Problem to work on:
Edit the stretch from the start of the records through the line containing "- breadcrumb-current: 看房预约: [386, 90, 454, 115]" by replacing "column-label" with "header-label" and leaving everything else unchanged. Return only those lines.

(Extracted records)
▼

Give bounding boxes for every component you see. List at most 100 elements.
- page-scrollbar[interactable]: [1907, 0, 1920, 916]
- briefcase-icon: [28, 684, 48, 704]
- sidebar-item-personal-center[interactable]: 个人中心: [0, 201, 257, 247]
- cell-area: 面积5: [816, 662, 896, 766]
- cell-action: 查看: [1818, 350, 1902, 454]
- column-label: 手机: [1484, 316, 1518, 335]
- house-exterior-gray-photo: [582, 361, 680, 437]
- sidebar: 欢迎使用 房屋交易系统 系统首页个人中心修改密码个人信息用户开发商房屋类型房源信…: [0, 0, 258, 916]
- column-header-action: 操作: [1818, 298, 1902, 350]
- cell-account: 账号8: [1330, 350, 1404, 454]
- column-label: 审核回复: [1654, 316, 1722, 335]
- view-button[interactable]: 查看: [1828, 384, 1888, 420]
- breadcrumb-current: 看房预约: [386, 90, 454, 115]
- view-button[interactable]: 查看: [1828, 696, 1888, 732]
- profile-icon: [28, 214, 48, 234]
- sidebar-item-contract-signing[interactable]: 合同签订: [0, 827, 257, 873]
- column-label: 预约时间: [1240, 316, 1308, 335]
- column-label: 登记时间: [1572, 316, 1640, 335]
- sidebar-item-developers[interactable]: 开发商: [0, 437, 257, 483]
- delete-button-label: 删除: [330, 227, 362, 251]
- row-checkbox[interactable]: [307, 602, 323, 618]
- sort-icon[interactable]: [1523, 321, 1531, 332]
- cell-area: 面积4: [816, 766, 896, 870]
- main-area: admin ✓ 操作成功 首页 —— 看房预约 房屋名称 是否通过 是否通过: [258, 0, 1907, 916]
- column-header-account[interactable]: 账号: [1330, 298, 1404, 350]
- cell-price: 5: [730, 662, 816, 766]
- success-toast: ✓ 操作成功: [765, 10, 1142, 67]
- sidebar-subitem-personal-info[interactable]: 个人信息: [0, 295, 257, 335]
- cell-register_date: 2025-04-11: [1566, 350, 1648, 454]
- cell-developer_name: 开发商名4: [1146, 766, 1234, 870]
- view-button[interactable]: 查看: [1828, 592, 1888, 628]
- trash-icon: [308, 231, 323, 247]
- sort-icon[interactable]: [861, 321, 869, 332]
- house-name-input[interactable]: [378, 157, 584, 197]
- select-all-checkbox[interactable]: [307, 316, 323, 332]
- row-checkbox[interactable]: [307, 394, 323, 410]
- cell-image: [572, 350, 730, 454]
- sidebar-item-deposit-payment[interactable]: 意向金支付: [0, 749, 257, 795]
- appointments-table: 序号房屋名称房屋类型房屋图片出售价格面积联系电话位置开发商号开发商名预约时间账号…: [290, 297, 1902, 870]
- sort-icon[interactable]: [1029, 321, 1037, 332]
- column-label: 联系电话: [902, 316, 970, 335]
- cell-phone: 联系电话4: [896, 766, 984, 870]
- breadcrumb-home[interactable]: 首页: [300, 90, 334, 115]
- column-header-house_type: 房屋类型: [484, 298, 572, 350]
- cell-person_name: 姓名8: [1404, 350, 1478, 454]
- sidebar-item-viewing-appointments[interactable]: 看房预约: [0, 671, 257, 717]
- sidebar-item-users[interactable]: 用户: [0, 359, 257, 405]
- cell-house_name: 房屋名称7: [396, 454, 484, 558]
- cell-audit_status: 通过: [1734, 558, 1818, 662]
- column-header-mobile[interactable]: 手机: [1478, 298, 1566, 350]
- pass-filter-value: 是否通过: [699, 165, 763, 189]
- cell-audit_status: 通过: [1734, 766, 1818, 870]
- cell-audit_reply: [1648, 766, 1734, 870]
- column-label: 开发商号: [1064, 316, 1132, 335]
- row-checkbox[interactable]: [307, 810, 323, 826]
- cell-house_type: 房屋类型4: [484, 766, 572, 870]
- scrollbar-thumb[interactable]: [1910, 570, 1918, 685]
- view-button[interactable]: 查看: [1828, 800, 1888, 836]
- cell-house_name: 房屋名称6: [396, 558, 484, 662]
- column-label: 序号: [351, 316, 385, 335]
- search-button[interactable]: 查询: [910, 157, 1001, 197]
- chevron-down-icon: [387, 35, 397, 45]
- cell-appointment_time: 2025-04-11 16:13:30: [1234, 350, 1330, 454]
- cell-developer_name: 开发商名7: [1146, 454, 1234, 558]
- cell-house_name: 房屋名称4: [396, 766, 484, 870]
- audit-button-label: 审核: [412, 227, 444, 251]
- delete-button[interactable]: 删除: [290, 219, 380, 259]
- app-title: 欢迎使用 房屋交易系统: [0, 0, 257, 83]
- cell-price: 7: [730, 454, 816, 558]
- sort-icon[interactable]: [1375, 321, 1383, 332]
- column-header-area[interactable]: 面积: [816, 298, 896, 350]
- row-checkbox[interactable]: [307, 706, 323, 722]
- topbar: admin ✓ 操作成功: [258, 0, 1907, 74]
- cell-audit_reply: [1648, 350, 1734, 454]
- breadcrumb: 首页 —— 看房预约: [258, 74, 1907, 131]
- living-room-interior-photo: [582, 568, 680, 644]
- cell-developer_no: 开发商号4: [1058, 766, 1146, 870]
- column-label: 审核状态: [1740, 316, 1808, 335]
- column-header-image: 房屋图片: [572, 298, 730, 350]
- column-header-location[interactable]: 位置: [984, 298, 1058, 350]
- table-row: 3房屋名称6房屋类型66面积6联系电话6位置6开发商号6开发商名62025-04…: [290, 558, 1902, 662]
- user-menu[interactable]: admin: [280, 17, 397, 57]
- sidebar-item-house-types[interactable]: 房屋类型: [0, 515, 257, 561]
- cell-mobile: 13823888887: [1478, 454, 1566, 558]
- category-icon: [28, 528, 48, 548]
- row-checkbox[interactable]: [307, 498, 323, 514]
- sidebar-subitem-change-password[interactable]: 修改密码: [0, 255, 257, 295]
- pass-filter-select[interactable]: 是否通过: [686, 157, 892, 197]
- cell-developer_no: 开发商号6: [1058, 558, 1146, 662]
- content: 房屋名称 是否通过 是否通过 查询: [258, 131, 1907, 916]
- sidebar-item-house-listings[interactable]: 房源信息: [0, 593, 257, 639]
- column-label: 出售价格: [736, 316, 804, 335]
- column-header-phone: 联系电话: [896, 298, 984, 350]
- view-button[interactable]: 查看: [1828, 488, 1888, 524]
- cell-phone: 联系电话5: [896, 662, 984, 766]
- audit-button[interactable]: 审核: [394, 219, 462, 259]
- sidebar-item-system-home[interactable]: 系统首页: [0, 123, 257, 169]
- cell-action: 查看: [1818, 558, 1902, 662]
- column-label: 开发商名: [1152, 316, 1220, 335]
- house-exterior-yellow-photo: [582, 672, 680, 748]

▲

Answer below:
Give bounding boxes for every component you see. List at most 100 elements.
- page-scrollbar[interactable]: [1907, 0, 1920, 916]
- briefcase-icon: [28, 684, 48, 704]
- sidebar-item-personal-center[interactable]: 个人中心: [0, 201, 257, 247]
- cell-area: 面积5: [816, 662, 896, 766]
- cell-action: 查看: [1818, 350, 1902, 454]
- header-label: 手机: [1484, 316, 1518, 335]
- house-exterior-gray-photo: [582, 361, 680, 437]
- sidebar: 欢迎使用 房屋交易系统 系统首页个人中心修改密码个人信息用户开发商房屋类型房源信…: [0, 0, 258, 916]
- column-header-action: 操作: [1818, 298, 1902, 350]
- cell-account: 账号8: [1330, 350, 1404, 454]
- header-label: 审核回复: [1654, 316, 1722, 335]
- view-button[interactable]: 查看: [1828, 384, 1888, 420]
- breadcrumb-current: 看房预约: [386, 90, 454, 115]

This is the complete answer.